* **Task instructions**
A - Reproduce the passage in the Engineers Week article below, starting with "Another ideal behind" and going on through "banners and materials.", word for word.
B - Carry the Engineers Week article below forward from its last sentence.

Last week Tech celebrated the nationwide Engineers Week on campus. Recognized across universities and the engineering industry, Engineers Week highlights the impact engineers have on society. With this year’s motto “Engineers Make a World of Difference,” the week enhances many perspectives on engineering.
Quite a few organizations and majors worked together to create a singular event to showcase the talent, research and importance of the fields of engineering.
“The idea is that people are presenting things that demonstrate their field of engineering. It’s something [they] like to do,” said Ryan Westafar, an Electrical and Computer Engineering grad student and member of Tau Beta Pi, the honorary engineering fraternity that coordinated the event.
With additional participation from groups such as Materials Science and Engineering (MSE) students, the Institute for Industrial Engineers, Omega Chi Epsilon (the chemical engineering honorary fraternity) and several others, the event provided enjoyable insights for both engineering and non-engineering majors alike.
“What I told everyone was, ‘Now’s your chance to show everyone the excitement you have for your domain of engineering,’” Westafer said in regards to the participants in the fair.
Another ideal behind the event included the popular trend of sustainability. “One of the things we wanted to do was make the event sustainable,” Westafar said, describing the reusable banners and materials.

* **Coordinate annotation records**
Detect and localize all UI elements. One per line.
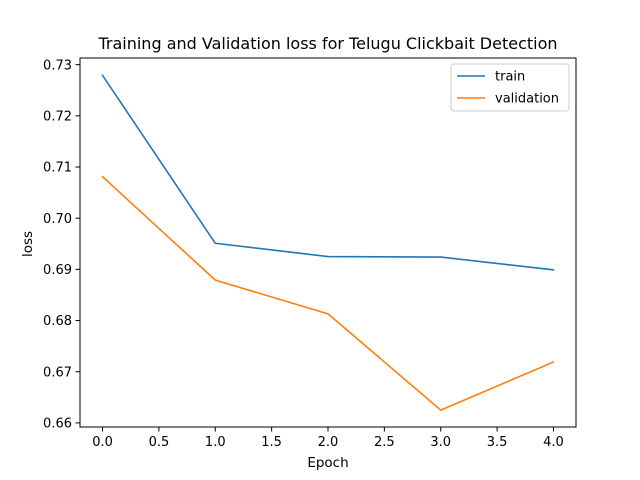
y-tick-label: 0.68 bbox=[43, 314, 72, 329]
chart-title: Training and Validation loss for Telugu … bbox=[97, 34, 557, 53]
y-tick-label: 0.72 bbox=[43, 109, 72, 124]
axes-frame bbox=[79, 57, 577, 428]
legend-label-validation: validation bbox=[495, 92, 559, 107]
y-tick-label: 0.69 bbox=[43, 263, 72, 278]
x-tick-label: 0.0 bbox=[92, 435, 113, 450]
x-tick-label: 2.5 bbox=[374, 435, 395, 450]
x-tick-label: 3.5 bbox=[487, 435, 508, 450]
x-tick-label: 2.0 bbox=[318, 435, 339, 450]
legend-label-train: train bbox=[495, 70, 525, 85]
legend: train validation bbox=[450, 63, 570, 112]
x-tick-label: 4.0 bbox=[543, 435, 564, 450]
y-axis-label: loss bbox=[20, 231, 36, 257]
plot-area: 0.0 0.5 1.0 1.5 2.0 2.5 3.0 3.5 4.0 0.66 0.67 0.68 0… bbox=[43, 57, 577, 450]
series-line-train bbox=[101, 74, 555, 271]
x-tick-label: 1.0 bbox=[205, 435, 226, 450]
x-axis-label: Epoch bbox=[307, 455, 348, 471]
y-tick-label: 0.67 bbox=[43, 365, 72, 380]
y-tick-label: 0.66 bbox=[43, 417, 72, 432]
y-tick-label: 0.70 bbox=[43, 212, 72, 227]
x-tick-label: 0.5 bbox=[149, 435, 170, 450]
series-line-validation bbox=[101, 175, 555, 411]
y-tick-label: 0.73 bbox=[43, 58, 72, 73]
x-tick-label: 3.0 bbox=[430, 435, 451, 450]
x-tick-label: 1.5 bbox=[261, 435, 282, 450]
y-tick-label: 0.71 bbox=[43, 161, 72, 176]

* **Expected responses**
A -
Another ideal behind the event included the popular trend of sustainability. “One of the things we wanted to do was make the event sustainable,” Westafar said, describing the reusable banners and materials.

B -
The Engineers Week event included fun but informative demonstrations of engineering and refreshments and prizes. From a homemade Van de Graaff machine to refreshing hot chocolate supplied by OXE, the event educated and entertained people simultaneously.
As the Society of Women Engineers gave free t-shirts to quiz participants, Westafar commended the sponsors of the event, along with the advisor for Tau Beta Pi, Professor Jane Ammons, associate dean of Engineering and ISyE professor.
“[Lockheed-Martin] made it happen for Tech students,” Professor Ammons said while enjoying the cotton candy from a nearby stand. Westafer and Professor Ammons both agreed on the generosity of Lockheed for their support of Engineers Week at Tech.
While Tau Beta Pi hosted the array of various engineering organizations and majors for Engineers Week, an ISyE Ph.D. student received honors for her work in humanitarian relief logistics. The National Engineers Week Foundation asked its members to choose a group of engineers up to 30 years of age for its prestigious New Faces of Engineering accolade.
Jessica Heier was the only student among the New Faces of Engineering 2008, representing Tech and the work of industrial engineers in humanitarian relief.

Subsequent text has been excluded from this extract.